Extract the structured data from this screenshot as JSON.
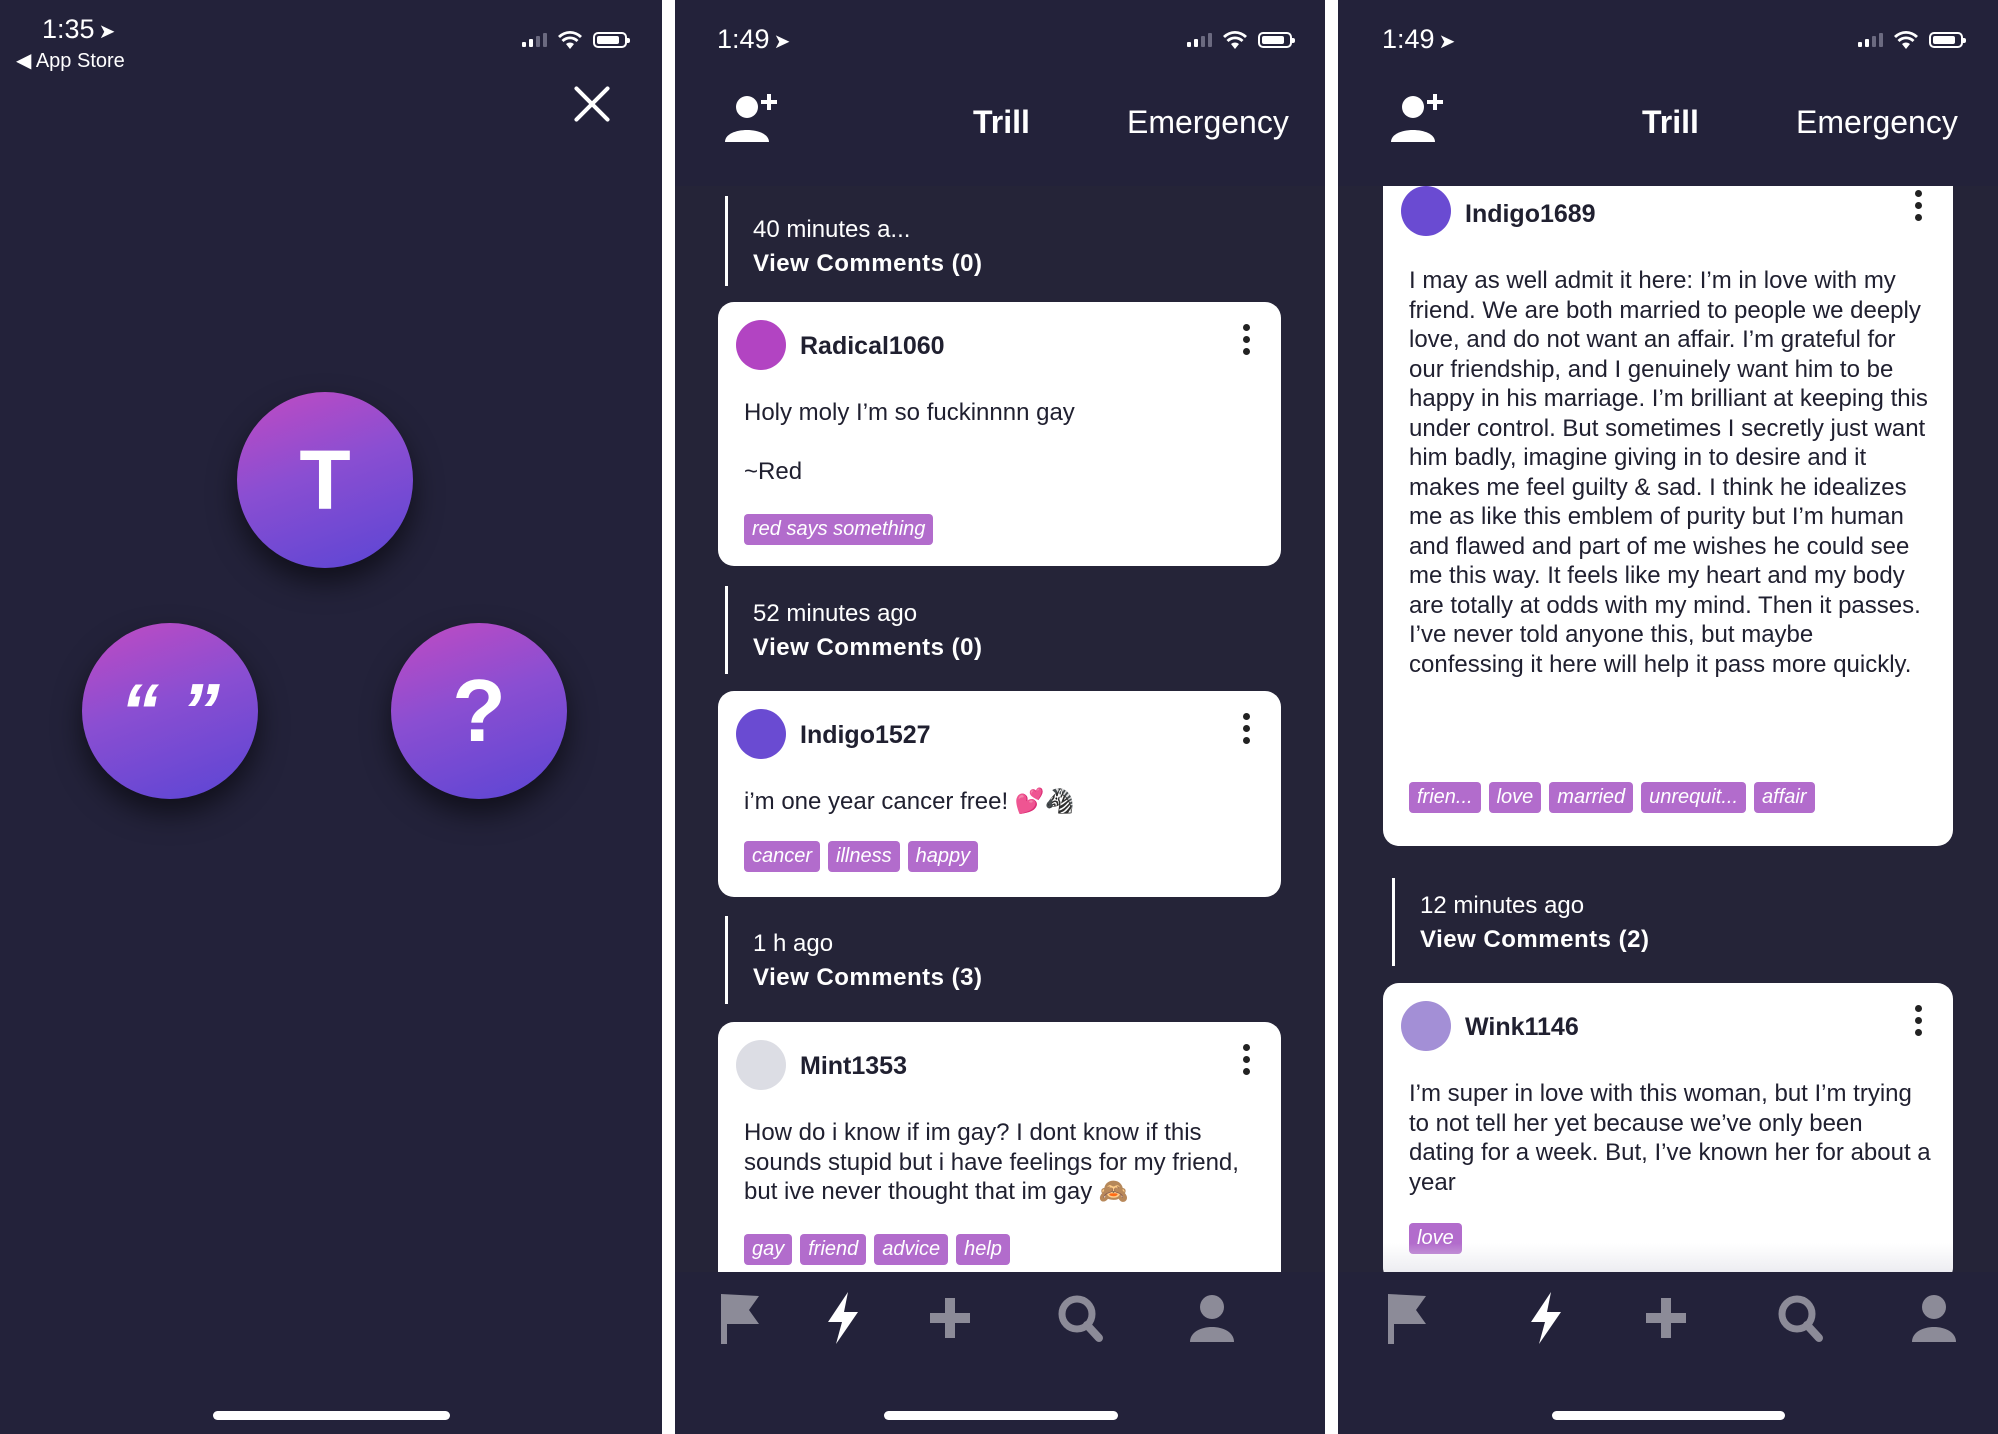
{
  "panel1": {
    "status_time": "1:35",
    "back_label": "App Store",
    "orbs": {
      "top": "T",
      "left": "“ ”",
      "right": "?"
    }
  },
  "panel2": {
    "status_time": "1:49",
    "tabs": {
      "main": "Trill",
      "secondary": "Emergency"
    },
    "meta_top": {
      "time": "40 minutes a...",
      "comments": "View Comments (0)"
    },
    "posts": [
      {
        "username": "Radical1060",
        "avatar_color": "#b244c2",
        "text": "Holy moly I’m so fuckinnnn gay",
        "text2": "~Red",
        "tags": [
          "red says something"
        ],
        "meta": {
          "time": "52 minutes ago",
          "comments": "View Comments (0)"
        }
      },
      {
        "username": "Indigo1527",
        "avatar_color": "#6a4bd2",
        "text": "i’m one year cancer free! 💕🦓",
        "tags": [
          "cancer",
          "illness",
          "happy"
        ],
        "meta": {
          "time": "1 h ago",
          "comments": "View Comments (3)"
        }
      },
      {
        "username": "Mint1353",
        "avatar_color": "#dcdde4",
        "text": "How do i know if im gay? I dont know if this sounds stupid but i have feelings for my friend, but ive never thought that im gay 🙈",
        "tags": [
          "gay",
          "friend",
          "advice",
          "help"
        ]
      }
    ]
  },
  "panel3": {
    "status_time": "1:49",
    "tabs": {
      "main": "Trill",
      "secondary": "Emergency"
    },
    "posts": [
      {
        "username": "Indigo1689",
        "avatar_color": "#6a4bd2",
        "text": "I may as well admit it here: I’m in love with my friend. We are both married to people we deeply love, and do not want an affair. I’m grateful for our friendship, and I genuinely want him to be happy in his marriage. I’m brilliant at keeping this under control. But sometimes I secretly just want him badly, imagine giving in to desire and it makes me feel guilty & sad. I think he idealizes me as like this emblem of purity but I’m human and flawed and part of me wishes he could see me this way. It feels like my heart and my body are totally at odds with my mind. Then it passes. I’ve never told anyone this, but maybe confessing it here will help it pass more quickly.",
        "tags": [
          "frien...",
          "love",
          "married",
          "unrequit...",
          "affair"
        ],
        "meta": {
          "time": "12 minutes ago",
          "comments": "View Comments (2)"
        }
      },
      {
        "username": "Wink1146",
        "avatar_color": "#a38fd6",
        "text": "I’m super in love with this woman, but I’m trying to not tell her yet because we’ve only been dating for a week. But, I’ve known her for about a year",
        "tags": [
          "love"
        ]
      }
    ]
  },
  "icons": {
    "nav": [
      "flag-icon",
      "bolt-icon",
      "plus-icon",
      "search-icon",
      "profile-icon"
    ],
    "header": "add-user-icon",
    "close": "close-icon"
  },
  "colors": {
    "background": "#23223a",
    "tag": "#b26ccc",
    "orb_gradient": [
      "#c14bc2",
      "#5a45d4"
    ],
    "active_nav": "#ffffff",
    "inactive_nav": "#8c8b98"
  }
}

- What you should do
Each line in the listing above that contains "married" should be copied.

- Right answer
        "text": "I may as well admit it here: I’m in love with my friend. We are both married to people we deeply love, and do not want an affair. I’m grateful for our friendship, and I genuinely want him to be happy in his marriage. I’m brilliant at keeping this under control. But sometimes I secretly just want him badly, imagine giving in to desire and it makes me feel guilty & sad. I think he idealizes me as like this emblem of purity but I’m human and flawed and part of me wishes he could see me this way. It feels like my heart and my body are totally at odds with my mind. Then it passes. I’ve never told anyone this, but maybe confessing it here will help it pass more quickly.",
          "married",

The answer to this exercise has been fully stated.